Begin Extract to read

I thought that I had put up a filler post last week, to keep things from dying out while I was at a week’s worth of work training. It didn’t happen, and I don’t know why.

Consequently, there are a couple filler links here and then a real post in the next few days.

Making a List; Checking It Compulsively

I’m an obsessive documenter, not in the traditional journalistic fashion (as the paltry number of posts present on this blog would attess to) but in a more obscure and bare-bones way: I love planners and to-do lists.

Planners are the only reason I know what I’ve done and what I’m going to do. My enthusiasm for seeing people can sometimes override the practicality of meeting up with five separate people in four different parts of Manhattan on a Thursday afternoon because I’ll be in the city and texted everyone I know there. I have considered the merits of sleeping less (although I love it) because it would free up more time to do things, and there is always food in my car so if I forget to allocate enough time to eating—well, at the very least I won’t pass out behind the wheel.

It’s not that every day is a crazy bustle, it’s just that my schedule is clumpy: some weeks everything is happening and I get to see everyone, whereas others I sit at home and debate picking up another tv show. Planners keep me going through the busy and anticipating during the slow.

And, if it’s slow, there’s always that to-do list of mine. A couple months ago I started keeping a personal rolling to-do list, in mirror of the one I have at work, so that everything I need to do is in one place and each section starts with a date. If I think of it, it goes on the list.

Mostly this list is mundane, but it’s something to keep me going and not panicking because WHAT IF I FORGOT TO DO SOMETHING IMPORTANT. Well, not only would have I forgotten to do it, I would have also forgotten that I had to do it. So, ipso facto, it didn’t exist!

Get Shit DoneSource: Mlkshk.com

Sometimes I use my planner as a to-do list too, making notes to Future Me about deadlines and possible penciled in adventures. So it probably comes as no surprise, especially after my 2011 reflection post, that I LOVE new year’s resolutions. You date them and instill within them a year’s worth of reflection and optimism. At the end of the year, when you look back, they are the clearest signposts on the road, however paved or twisted, that you’ve spent the past year living.

End Extract to read
Begin Material provided

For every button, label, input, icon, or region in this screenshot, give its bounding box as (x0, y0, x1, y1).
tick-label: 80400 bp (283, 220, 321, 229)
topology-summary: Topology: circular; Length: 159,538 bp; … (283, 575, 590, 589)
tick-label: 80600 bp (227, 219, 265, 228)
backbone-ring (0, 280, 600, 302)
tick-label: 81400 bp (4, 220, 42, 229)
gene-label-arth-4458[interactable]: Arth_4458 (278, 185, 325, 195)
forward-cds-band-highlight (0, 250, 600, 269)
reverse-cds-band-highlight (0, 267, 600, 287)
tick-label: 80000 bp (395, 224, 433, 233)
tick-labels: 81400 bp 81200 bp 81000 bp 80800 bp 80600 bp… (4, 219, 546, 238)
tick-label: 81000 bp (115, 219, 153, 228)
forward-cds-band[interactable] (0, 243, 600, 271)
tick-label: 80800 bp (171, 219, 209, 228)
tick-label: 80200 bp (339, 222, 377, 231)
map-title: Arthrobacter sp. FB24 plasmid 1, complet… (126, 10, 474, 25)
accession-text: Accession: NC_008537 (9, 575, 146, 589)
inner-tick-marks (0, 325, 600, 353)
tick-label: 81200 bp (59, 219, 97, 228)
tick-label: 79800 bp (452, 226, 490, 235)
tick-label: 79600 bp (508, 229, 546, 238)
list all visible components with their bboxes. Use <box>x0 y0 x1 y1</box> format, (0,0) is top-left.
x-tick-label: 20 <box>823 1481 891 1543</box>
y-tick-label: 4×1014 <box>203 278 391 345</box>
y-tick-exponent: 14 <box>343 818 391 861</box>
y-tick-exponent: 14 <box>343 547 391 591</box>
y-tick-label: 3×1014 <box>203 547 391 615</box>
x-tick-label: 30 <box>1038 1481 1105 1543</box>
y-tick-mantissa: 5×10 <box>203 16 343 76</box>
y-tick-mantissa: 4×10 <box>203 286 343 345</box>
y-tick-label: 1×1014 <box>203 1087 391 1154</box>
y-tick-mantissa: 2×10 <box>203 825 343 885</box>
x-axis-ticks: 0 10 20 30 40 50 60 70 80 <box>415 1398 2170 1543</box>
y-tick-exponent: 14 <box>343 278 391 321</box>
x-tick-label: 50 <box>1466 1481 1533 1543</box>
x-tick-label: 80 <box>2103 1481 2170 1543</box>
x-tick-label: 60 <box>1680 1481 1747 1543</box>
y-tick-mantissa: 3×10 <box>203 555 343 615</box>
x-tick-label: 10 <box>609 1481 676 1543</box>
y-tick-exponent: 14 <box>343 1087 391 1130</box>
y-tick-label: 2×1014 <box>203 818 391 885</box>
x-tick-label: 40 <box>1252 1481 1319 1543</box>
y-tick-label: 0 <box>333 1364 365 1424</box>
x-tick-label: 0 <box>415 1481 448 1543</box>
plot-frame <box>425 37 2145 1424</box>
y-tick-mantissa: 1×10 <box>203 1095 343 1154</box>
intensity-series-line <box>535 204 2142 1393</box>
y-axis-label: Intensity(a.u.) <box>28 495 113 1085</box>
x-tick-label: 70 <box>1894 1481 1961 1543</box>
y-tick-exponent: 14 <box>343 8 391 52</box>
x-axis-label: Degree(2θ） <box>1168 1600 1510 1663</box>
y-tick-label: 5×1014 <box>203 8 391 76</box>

End Material provided
Begin Material provided

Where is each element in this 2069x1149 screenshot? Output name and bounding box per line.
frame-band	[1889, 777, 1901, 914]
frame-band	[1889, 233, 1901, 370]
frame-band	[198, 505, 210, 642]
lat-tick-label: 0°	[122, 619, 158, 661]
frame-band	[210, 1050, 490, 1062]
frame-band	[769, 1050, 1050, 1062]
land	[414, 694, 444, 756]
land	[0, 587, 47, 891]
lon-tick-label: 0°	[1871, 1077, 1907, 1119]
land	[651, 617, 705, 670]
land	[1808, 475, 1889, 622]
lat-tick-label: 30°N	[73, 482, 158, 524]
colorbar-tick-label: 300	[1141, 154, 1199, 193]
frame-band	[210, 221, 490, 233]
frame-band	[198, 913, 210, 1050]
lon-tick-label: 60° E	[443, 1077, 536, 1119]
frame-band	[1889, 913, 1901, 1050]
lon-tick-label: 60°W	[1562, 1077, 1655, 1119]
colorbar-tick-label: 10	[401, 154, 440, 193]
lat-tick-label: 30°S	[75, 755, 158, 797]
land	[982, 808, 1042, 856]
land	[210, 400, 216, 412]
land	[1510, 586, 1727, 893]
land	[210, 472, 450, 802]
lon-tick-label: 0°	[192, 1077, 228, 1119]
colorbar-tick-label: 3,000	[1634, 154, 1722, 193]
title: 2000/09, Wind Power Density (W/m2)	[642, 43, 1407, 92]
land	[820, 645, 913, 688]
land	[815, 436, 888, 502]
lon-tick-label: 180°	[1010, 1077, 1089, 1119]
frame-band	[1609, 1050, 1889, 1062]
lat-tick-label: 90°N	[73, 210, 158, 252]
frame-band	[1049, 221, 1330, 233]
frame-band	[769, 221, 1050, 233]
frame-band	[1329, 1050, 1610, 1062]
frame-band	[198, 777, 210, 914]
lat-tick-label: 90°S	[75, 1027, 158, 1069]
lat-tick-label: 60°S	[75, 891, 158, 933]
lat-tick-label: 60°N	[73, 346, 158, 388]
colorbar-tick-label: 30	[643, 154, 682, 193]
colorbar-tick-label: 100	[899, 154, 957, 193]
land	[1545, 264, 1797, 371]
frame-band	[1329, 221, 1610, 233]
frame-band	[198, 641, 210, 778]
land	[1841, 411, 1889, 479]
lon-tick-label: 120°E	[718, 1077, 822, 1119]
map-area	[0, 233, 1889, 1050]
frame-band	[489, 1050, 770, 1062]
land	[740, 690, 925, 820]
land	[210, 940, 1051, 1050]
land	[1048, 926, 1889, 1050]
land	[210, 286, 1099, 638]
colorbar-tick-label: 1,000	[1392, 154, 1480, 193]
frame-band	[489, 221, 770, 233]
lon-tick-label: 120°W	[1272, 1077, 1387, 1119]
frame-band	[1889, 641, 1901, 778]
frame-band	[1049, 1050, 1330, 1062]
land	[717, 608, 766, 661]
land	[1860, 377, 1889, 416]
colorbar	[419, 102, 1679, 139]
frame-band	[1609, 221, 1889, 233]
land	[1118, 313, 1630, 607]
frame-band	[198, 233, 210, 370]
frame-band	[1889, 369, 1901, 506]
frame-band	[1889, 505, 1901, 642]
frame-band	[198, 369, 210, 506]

End Material provided
Begin Material provided

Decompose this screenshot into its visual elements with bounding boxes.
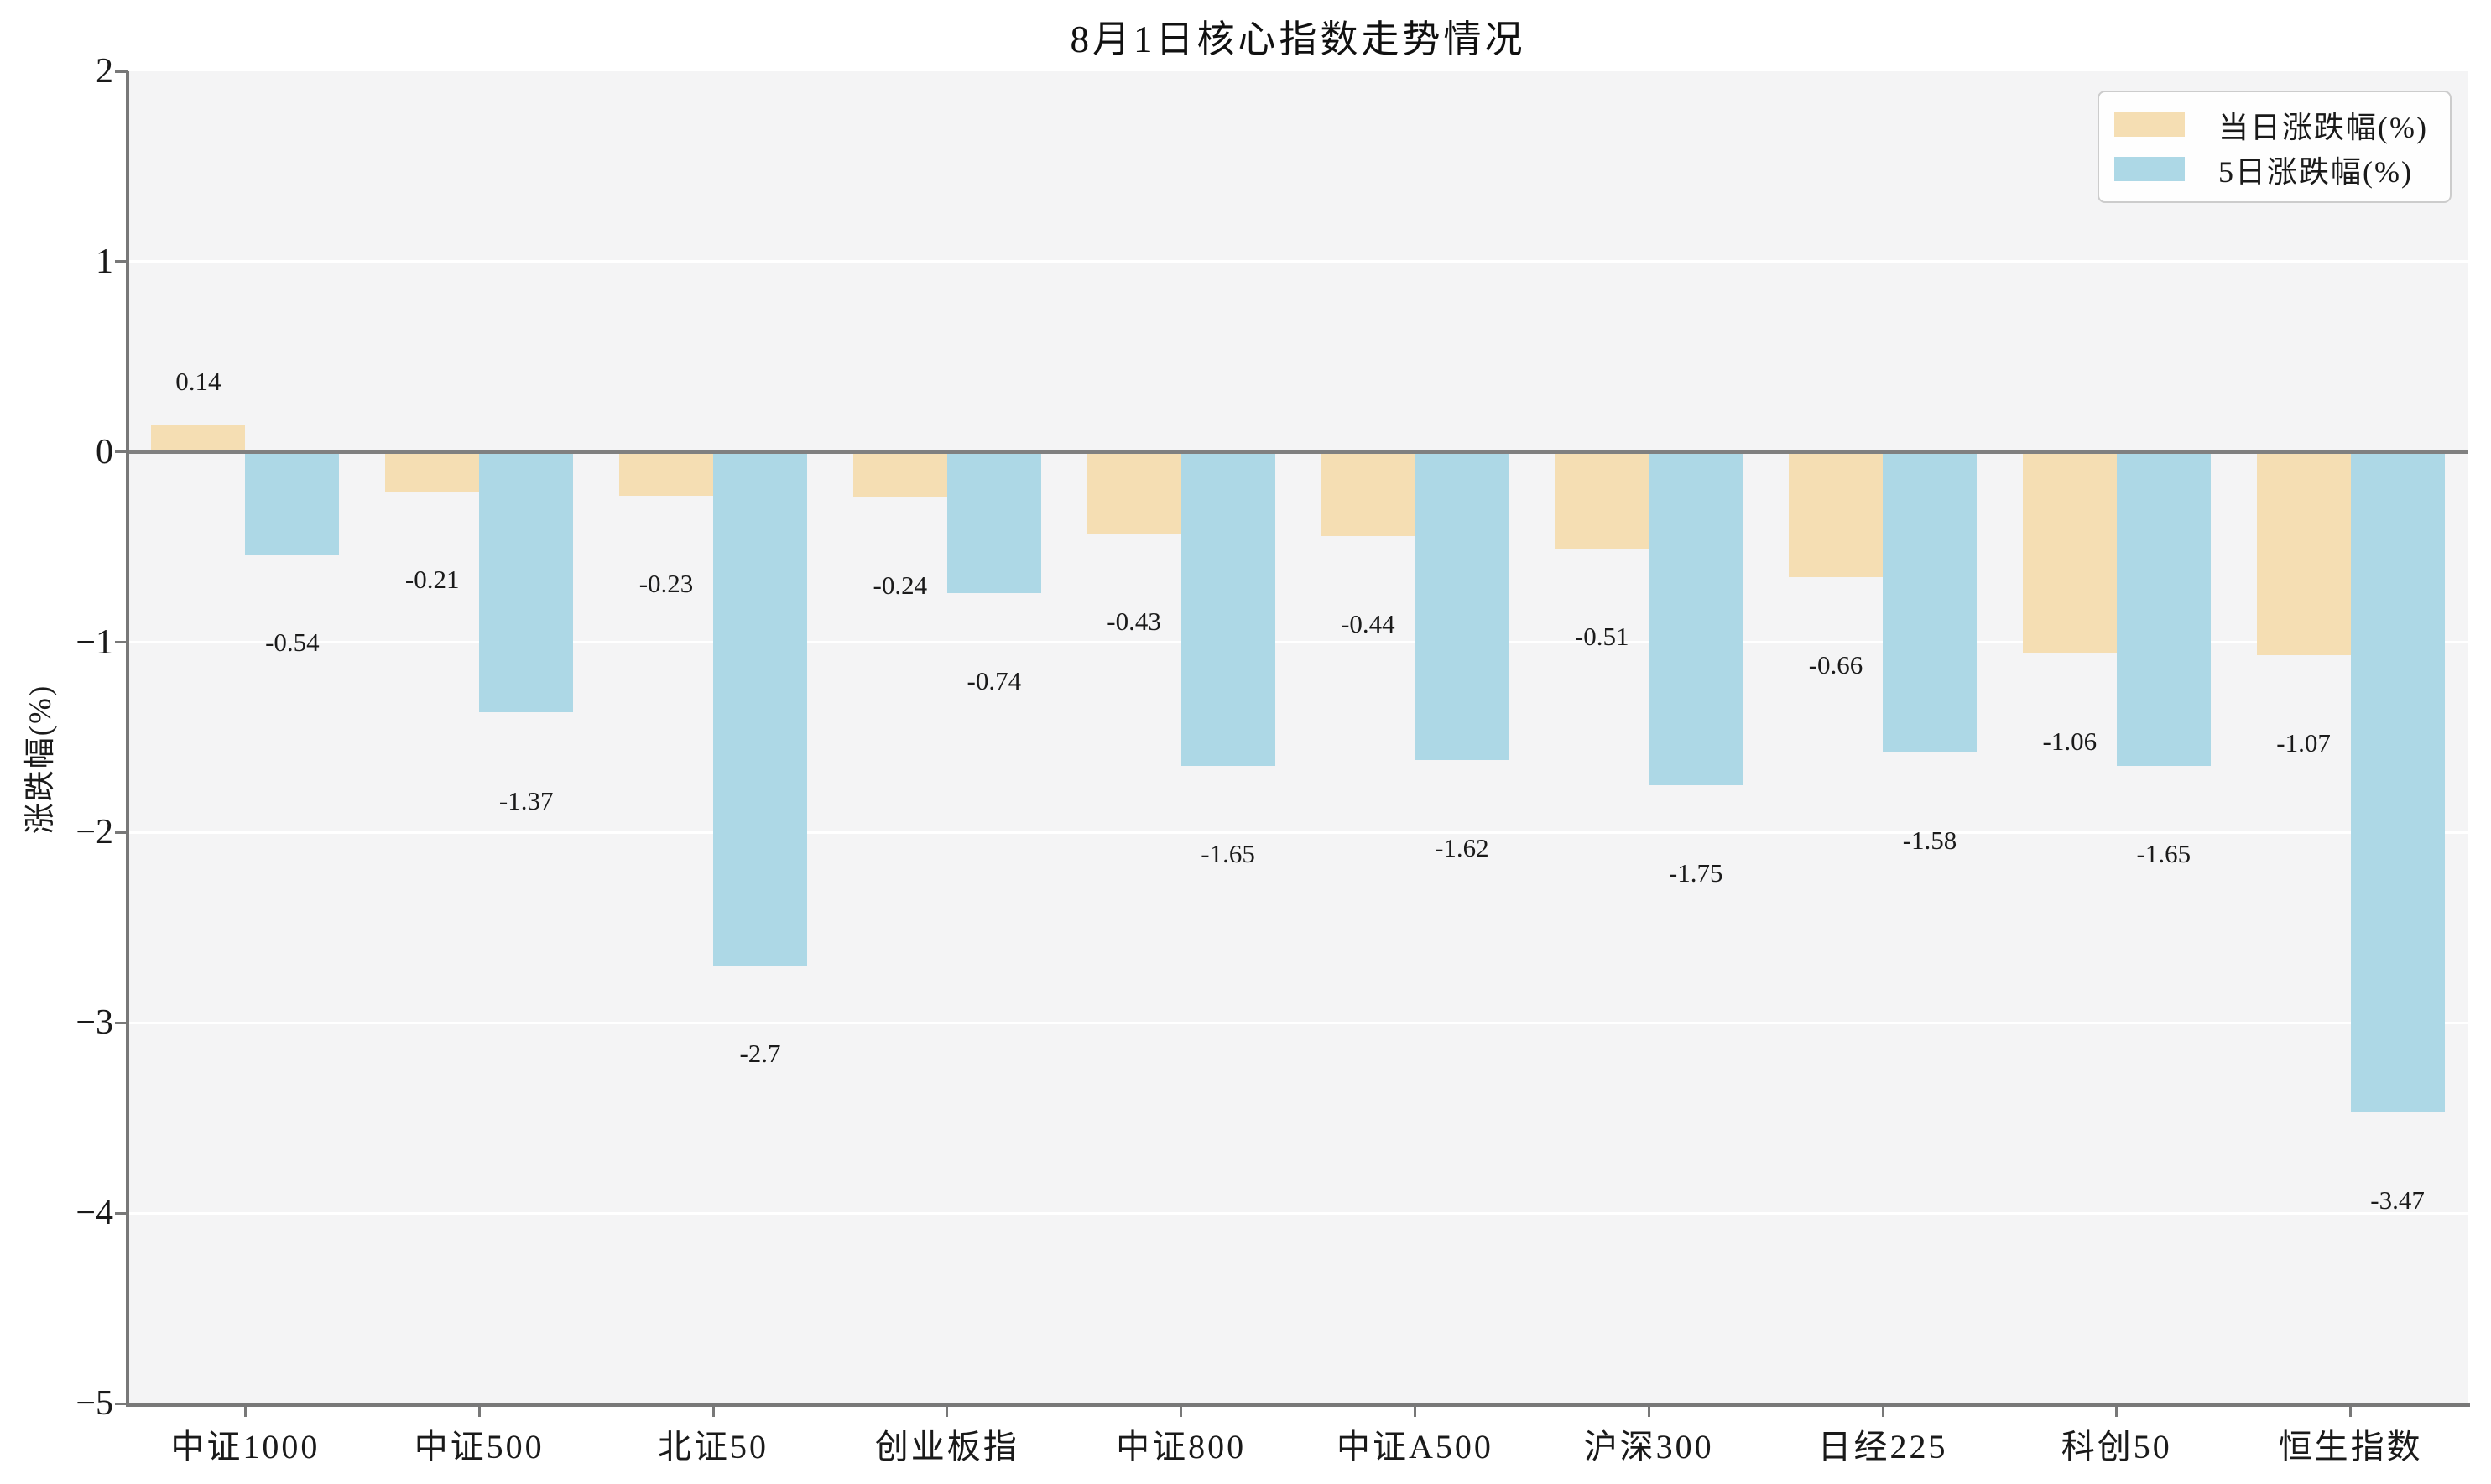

End Material provided

**To be done**
1. Using the blog post on planners and to-do lists, answer each question:
(a) What was the writer attending the week the filler post failed to go up?
(b) What does each section of the personal rolling to-do list start with?
(c) What does the writer say is always in the car?
2. For each statement, decide whether the blog post on planners and to-do lists supports it, and quote the words of the post that settle it.
(a) The writer began the personal rolling to-do list a couple of years ago.
(b) The writer's personal to-do list mirrors one kept at work.
(c) The writer dislikes new year's resolutions.

**Solutions below**
1.
(a) A week's worth of work training.
(b) A date.
(c) Food.

2.
(a) No: "A couple months ago I started keeping a personal rolling to-do list"
(b) Yes: "in mirror of the one I have at work"
(c) No: "I LOVE new year’s resolutions"